DATA PROVIDED.
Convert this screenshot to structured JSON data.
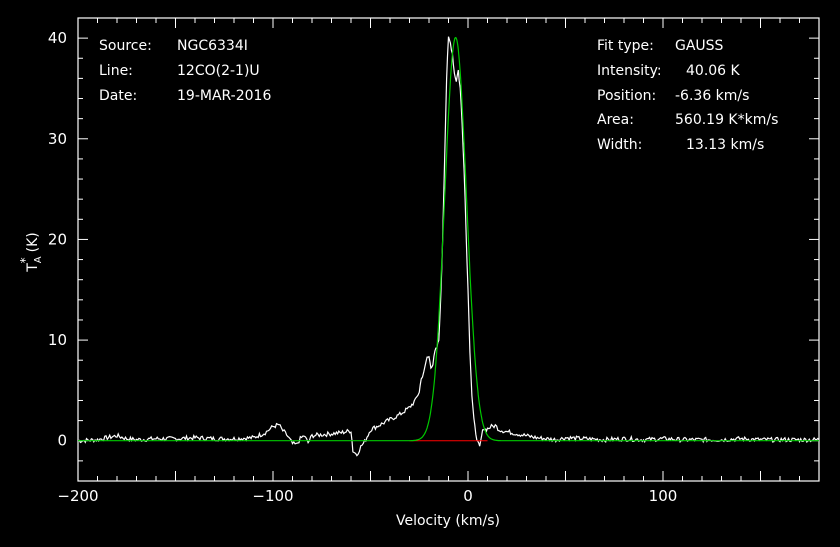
{
  "chart_data": {
    "type": "line",
    "xlabel": "Velocity (km/s)",
    "ylabel": {
      "base": "T",
      "sup": "*",
      "sub": "A",
      "unit": "(K)"
    },
    "xlim": [
      -200,
      180
    ],
    "ylim": [
      -4,
      42
    ],
    "xticks": [
      "-200",
      "-100",
      "0",
      "100"
    ],
    "yticks": [
      "0",
      "10",
      "20",
      "30",
      "40"
    ],
    "colors": {
      "spectrum": "#ffffff",
      "fit": "#00c800",
      "baseline": "#ff0000",
      "background": "#000000"
    },
    "info_left": {
      "source": {
        "label": "Source:",
        "value": "NGC6334I"
      },
      "line": {
        "label": "Line:",
        "value": "12CO(2-1)U"
      },
      "date": {
        "label": "Date:",
        "value": "19-MAR-2016"
      }
    },
    "info_right": {
      "fit_type": {
        "label": "Fit type:",
        "value": "GAUSS"
      },
      "intensity": {
        "label": "Intensity:",
        "value": "40.06 K"
      },
      "position": {
        "label": "Position:",
        "value": "-6.36 km/s"
      },
      "area": {
        "label": "Area:",
        "value": "560.19 K*km/s"
      },
      "width": {
        "label": "Width:",
        "value": "13.13 km/s"
      }
    },
    "fit": {
      "amplitude": 40.06,
      "center": -6.36,
      "fwhm": 13.13
    },
    "baseline_segment": {
      "x": [
        -30,
        10
      ],
      "y": 0
    },
    "series": [
      {
        "x": [
          -200,
          -190,
          -185,
          -180,
          -175,
          -170,
          -160,
          -150,
          -140,
          -130,
          -120,
          -110,
          -104,
          -100,
          -97,
          -95,
          -93,
          -90,
          -88,
          -86,
          -84,
          -82,
          -80,
          -75,
          -70,
          -65,
          -60,
          -59,
          -57,
          -55,
          -53,
          -50,
          -45,
          -40,
          -35,
          -30,
          -27,
          -25,
          -24,
          -22,
          -21,
          -20,
          -19,
          -18,
          -17,
          -16,
          -15,
          -14,
          -13,
          -12,
          -11,
          -10,
          -9,
          -8,
          -7,
          -6,
          -5,
          -4,
          -3,
          -2,
          -1,
          0,
          1,
          2,
          3,
          4,
          5,
          6,
          7,
          8,
          9,
          10,
          12,
          14,
          16,
          18,
          20,
          25,
          30,
          35,
          40,
          45,
          50,
          60,
          70,
          80,
          90,
          100,
          110,
          120,
          130,
          140,
          150,
          160,
          170,
          180
        ],
        "y": [
          0,
          0.1,
          0.3,
          0.5,
          0.2,
          0.1,
          0.2,
          0.2,
          0.3,
          0.2,
          0.2,
          0.3,
          0.8,
          1.4,
          1.6,
          1.0,
          0.6,
          -0.3,
          -0.4,
          0.2,
          0.5,
          -0.2,
          0.5,
          0.6,
          0.7,
          0.8,
          1.0,
          -1.0,
          -1.4,
          -0.6,
          -0.1,
          1.1,
          1.6,
          2.1,
          2.6,
          3.3,
          4.0,
          4.9,
          6.1,
          7.3,
          8.3,
          8.3,
          7.4,
          7.6,
          8.8,
          9.2,
          10.0,
          14.0,
          20.0,
          28.0,
          36.0,
          40.0,
          39.5,
          38.5,
          36.5,
          35.8,
          36.8,
          35.0,
          31.5,
          27.0,
          21.0,
          15.0,
          9.0,
          4.5,
          2.0,
          0.8,
          -0.2,
          -0.7,
          0.5,
          1.3,
          1.1,
          1.2,
          1.4,
          1.5,
          1.1,
          1.0,
          0.9,
          0.7,
          0.5,
          0.3,
          0.2,
          0.1,
          0.3,
          0.2,
          0.1,
          0.2,
          0.1,
          0.2,
          0.1,
          0.1,
          0.1,
          0.2,
          0.1,
          0.1,
          0.1,
          0.1
        ]
      }
    ]
  }
}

PROBLEM STATEMENT. Copy out all the data without changing anything, and drop the pictures.

RESULT FOR THIS TASK.
Convert this screenshot to structured JSON data.
{
  "chart_data": {
    "type": "line",
    "xlabel": "Velocity (km/s)",
    "ylabel": {
      "base": "T",
      "sup": "*",
      "sub": "A",
      "unit": "(K)"
    },
    "xlim": [
      -200,
      180
    ],
    "ylim": [
      -4,
      42
    ],
    "xticks": [
      "-200",
      "-100",
      "0",
      "100"
    ],
    "yticks": [
      "0",
      "10",
      "20",
      "30",
      "40"
    ],
    "colors": {
      "spectrum": "#ffffff",
      "fit": "#00c800",
      "baseline": "#ff0000",
      "background": "#000000"
    },
    "info_left": {
      "source": {
        "label": "Source:",
        "value": "NGC6334I"
      },
      "line": {
        "label": "Line:",
        "value": "12CO(2-1)U"
      },
      "date": {
        "label": "Date:",
        "value": "19-MAR-2016"
      }
    },
    "info_right": {
      "fit_type": {
        "label": "Fit type:",
        "value": "GAUSS"
      },
      "intensity": {
        "label": "Intensity:",
        "value": "40.06 K"
      },
      "position": {
        "label": "Position:",
        "value": "-6.36 km/s"
      },
      "area": {
        "label": "Area:",
        "value": "560.19 K*km/s"
      },
      "width": {
        "label": "Width:",
        "value": "13.13 km/s"
      }
    },
    "fit": {
      "amplitude": 40.06,
      "center": -6.36,
      "fwhm": 13.13
    },
    "baseline_segment": {
      "x": [
        -30,
        10
      ],
      "y": 0
    },
    "series": [
      {
        "x": [
          -200,
          -190,
          -185,
          -180,
          -175,
          -170,
          -160,
          -150,
          -140,
          -130,
          -120,
          -110,
          -104,
          -100,
          -97,
          -95,
          -93,
          -90,
          -88,
          -86,
          -84,
          -82,
          -80,
          -75,
          -70,
          -65,
          -60,
          -59,
          -57,
          -55,
          -53,
          -50,
          -45,
          -40,
          -35,
          -30,
          -27,
          -25,
          -24,
          -22,
          -21,
          -20,
          -19,
          -18,
          -17,
          -16,
          -15,
          -14,
          -13,
          -12,
          -11,
          -10,
          -9,
          -8,
          -7,
          -6,
          -5,
          -4,
          -3,
          -2,
          -1,
          0,
          1,
          2,
          3,
          4,
          5,
          6,
          7,
          8,
          9,
          10,
          12,
          14,
          16,
          18,
          20,
          25,
          30,
          35,
          40,
          45,
          50,
          60,
          70,
          80,
          90,
          100,
          110,
          120,
          130,
          140,
          150,
          160,
          170,
          180
        ],
        "y": [
          0,
          0.1,
          0.3,
          0.5,
          0.2,
          0.1,
          0.2,
          0.2,
          0.3,
          0.2,
          0.2,
          0.3,
          0.8,
          1.4,
          1.6,
          1.0,
          0.6,
          -0.3,
          -0.4,
          0.2,
          0.5,
          -0.2,
          0.5,
          0.6,
          0.7,
          0.8,
          1.0,
          -1.0,
          -1.4,
          -0.6,
          -0.1,
          1.1,
          1.6,
          2.1,
          2.6,
          3.3,
          4.0,
          4.9,
          6.1,
          7.3,
          8.3,
          8.3,
          7.4,
          7.6,
          8.8,
          9.2,
          10.0,
          14.0,
          20.0,
          28.0,
          36.0,
          40.0,
          39.5,
          38.5,
          36.5,
          35.8,
          36.8,
          35.0,
          31.5,
          27.0,
          21.0,
          15.0,
          9.0,
          4.5,
          2.0,
          0.8,
          -0.2,
          -0.7,
          0.5,
          1.3,
          1.1,
          1.2,
          1.4,
          1.5,
          1.1,
          1.0,
          0.9,
          0.7,
          0.5,
          0.3,
          0.2,
          0.1,
          0.3,
          0.2,
          0.1,
          0.2,
          0.1,
          0.2,
          0.1,
          0.1,
          0.1,
          0.2,
          0.1,
          0.1,
          0.1,
          0.1
        ]
      }
    ]
  }
}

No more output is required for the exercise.